>> start Raw data

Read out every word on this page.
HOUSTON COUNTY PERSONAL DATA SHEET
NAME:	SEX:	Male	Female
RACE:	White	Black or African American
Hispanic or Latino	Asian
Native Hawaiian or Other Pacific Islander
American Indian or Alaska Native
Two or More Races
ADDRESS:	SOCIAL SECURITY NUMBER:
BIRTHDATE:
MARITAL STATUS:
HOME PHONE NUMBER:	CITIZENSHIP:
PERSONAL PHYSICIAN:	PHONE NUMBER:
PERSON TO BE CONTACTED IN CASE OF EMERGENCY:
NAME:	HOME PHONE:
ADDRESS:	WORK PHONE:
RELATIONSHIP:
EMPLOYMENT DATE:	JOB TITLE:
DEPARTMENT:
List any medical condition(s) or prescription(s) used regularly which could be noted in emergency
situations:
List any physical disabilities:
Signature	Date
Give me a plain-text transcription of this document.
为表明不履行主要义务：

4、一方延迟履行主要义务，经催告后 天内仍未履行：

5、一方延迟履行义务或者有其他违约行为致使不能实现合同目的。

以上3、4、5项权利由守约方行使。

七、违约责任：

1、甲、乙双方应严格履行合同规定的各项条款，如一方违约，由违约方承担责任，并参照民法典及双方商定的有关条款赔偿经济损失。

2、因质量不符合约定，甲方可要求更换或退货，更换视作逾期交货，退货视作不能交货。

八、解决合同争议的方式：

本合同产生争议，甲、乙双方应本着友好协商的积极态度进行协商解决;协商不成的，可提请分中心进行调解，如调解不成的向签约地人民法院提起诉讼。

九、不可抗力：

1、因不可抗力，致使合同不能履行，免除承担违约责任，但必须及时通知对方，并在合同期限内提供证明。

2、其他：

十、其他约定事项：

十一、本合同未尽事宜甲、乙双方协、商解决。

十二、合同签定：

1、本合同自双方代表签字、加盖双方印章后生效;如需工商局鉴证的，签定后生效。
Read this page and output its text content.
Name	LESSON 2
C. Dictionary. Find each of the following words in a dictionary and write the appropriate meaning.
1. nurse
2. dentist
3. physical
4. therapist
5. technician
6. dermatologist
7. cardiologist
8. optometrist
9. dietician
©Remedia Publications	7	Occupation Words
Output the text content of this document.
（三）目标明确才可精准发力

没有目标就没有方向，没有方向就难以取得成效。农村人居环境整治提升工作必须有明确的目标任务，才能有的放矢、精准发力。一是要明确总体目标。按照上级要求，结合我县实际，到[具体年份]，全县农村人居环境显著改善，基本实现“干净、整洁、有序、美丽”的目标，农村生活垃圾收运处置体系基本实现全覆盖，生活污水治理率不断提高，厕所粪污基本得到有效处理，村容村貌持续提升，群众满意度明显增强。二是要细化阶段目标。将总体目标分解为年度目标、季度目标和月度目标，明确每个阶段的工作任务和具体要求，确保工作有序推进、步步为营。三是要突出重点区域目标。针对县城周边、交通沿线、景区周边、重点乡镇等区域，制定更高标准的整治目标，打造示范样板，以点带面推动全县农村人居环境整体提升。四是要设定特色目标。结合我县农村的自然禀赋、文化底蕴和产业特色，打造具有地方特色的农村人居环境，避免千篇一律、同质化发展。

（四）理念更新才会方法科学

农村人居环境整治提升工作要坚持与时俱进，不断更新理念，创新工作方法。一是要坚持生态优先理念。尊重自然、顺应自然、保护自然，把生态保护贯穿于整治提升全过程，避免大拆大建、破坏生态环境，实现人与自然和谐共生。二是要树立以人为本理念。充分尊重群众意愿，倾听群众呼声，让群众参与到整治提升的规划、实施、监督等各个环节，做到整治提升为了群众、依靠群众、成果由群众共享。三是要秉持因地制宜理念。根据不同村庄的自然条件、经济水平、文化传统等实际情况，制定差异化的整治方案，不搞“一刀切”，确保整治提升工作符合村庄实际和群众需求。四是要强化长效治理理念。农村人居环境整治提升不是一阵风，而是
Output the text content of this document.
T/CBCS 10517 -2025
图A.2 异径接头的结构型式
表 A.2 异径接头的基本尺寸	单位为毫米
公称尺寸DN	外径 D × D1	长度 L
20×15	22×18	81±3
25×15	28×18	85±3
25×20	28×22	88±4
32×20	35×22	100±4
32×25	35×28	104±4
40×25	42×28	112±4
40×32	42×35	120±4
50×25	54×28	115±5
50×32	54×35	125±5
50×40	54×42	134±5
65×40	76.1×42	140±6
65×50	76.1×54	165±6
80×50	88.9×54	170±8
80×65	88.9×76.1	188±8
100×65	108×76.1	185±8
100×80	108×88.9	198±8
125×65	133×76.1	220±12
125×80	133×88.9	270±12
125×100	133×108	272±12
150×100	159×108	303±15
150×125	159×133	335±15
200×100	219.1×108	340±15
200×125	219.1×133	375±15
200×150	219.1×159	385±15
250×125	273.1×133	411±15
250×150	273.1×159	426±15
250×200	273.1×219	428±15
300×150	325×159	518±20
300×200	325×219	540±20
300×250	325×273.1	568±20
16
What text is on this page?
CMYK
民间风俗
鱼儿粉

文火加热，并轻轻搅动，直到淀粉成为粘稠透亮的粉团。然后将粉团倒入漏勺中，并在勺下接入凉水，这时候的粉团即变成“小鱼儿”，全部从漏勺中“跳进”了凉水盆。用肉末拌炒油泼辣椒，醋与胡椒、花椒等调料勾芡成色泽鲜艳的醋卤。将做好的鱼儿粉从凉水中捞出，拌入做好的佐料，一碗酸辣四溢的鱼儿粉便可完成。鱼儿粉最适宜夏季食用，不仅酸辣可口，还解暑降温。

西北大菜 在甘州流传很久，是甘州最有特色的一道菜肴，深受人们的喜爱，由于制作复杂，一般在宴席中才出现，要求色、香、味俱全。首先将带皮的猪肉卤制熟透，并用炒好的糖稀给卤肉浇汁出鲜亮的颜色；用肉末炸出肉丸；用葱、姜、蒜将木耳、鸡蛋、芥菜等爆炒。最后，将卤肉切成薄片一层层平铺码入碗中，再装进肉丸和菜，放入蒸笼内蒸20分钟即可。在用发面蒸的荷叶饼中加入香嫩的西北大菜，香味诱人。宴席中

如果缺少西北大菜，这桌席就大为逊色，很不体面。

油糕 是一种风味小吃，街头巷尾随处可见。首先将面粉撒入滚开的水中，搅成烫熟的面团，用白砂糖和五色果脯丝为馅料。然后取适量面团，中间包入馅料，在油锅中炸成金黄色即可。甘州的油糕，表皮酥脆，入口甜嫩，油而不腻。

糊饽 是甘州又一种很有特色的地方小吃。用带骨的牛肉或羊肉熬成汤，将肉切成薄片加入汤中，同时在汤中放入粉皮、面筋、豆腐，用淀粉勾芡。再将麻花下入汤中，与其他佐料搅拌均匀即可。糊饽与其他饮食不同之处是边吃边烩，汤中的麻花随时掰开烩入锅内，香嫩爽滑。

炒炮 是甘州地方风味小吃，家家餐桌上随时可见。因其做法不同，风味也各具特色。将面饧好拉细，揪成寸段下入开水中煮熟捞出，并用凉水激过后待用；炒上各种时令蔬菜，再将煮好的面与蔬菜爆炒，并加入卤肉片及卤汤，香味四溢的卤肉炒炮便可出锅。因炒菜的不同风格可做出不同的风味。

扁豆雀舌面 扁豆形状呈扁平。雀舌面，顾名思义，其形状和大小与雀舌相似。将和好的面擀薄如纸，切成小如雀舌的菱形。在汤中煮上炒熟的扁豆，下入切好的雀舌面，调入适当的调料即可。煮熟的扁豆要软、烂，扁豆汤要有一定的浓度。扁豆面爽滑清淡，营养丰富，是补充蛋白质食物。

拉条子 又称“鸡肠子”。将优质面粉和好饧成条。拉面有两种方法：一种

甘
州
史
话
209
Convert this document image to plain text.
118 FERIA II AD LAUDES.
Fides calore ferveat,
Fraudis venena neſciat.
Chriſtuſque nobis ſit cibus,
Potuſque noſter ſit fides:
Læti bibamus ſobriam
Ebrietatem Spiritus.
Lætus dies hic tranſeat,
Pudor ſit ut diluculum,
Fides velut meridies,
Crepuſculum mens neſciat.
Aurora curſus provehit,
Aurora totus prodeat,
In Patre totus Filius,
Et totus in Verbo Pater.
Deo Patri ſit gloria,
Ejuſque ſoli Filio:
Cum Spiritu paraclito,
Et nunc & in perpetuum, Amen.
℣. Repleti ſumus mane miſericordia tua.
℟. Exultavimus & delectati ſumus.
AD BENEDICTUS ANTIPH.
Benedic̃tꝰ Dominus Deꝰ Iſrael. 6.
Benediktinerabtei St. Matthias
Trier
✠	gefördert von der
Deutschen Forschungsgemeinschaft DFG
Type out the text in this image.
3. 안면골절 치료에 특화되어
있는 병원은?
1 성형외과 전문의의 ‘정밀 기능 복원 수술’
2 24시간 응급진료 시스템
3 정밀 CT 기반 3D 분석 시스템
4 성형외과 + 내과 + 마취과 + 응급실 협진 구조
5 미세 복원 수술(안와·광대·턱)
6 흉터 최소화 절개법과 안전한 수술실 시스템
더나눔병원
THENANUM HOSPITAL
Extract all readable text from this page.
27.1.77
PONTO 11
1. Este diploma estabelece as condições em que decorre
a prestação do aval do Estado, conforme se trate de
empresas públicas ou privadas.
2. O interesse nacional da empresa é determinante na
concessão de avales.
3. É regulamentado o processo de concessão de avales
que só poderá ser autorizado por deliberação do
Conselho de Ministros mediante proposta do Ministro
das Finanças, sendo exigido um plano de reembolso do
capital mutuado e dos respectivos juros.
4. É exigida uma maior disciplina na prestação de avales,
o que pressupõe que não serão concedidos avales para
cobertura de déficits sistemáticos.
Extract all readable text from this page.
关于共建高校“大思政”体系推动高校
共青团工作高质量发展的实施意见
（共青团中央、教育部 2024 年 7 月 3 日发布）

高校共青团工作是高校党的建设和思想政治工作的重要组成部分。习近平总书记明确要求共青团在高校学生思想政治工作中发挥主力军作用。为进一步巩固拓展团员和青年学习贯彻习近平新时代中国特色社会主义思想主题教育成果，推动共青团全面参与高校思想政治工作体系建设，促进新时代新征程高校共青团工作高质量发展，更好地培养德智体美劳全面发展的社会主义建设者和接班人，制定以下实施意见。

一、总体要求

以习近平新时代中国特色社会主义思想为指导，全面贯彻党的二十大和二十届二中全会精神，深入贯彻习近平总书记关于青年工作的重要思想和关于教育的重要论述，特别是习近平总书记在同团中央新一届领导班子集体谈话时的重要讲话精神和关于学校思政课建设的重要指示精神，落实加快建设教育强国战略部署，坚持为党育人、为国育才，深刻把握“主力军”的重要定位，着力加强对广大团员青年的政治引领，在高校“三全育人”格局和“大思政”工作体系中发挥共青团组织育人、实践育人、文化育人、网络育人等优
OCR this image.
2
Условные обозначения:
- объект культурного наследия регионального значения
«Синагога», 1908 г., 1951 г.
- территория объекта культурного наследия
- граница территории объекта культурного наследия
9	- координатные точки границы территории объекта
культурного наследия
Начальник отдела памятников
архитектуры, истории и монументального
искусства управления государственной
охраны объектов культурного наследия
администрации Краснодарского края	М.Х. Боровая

>> end Raw data

■ Problem
Each line that has the word "concessão" counts once. How many such lines are in the data? Give the number alone.

■ Written solution
2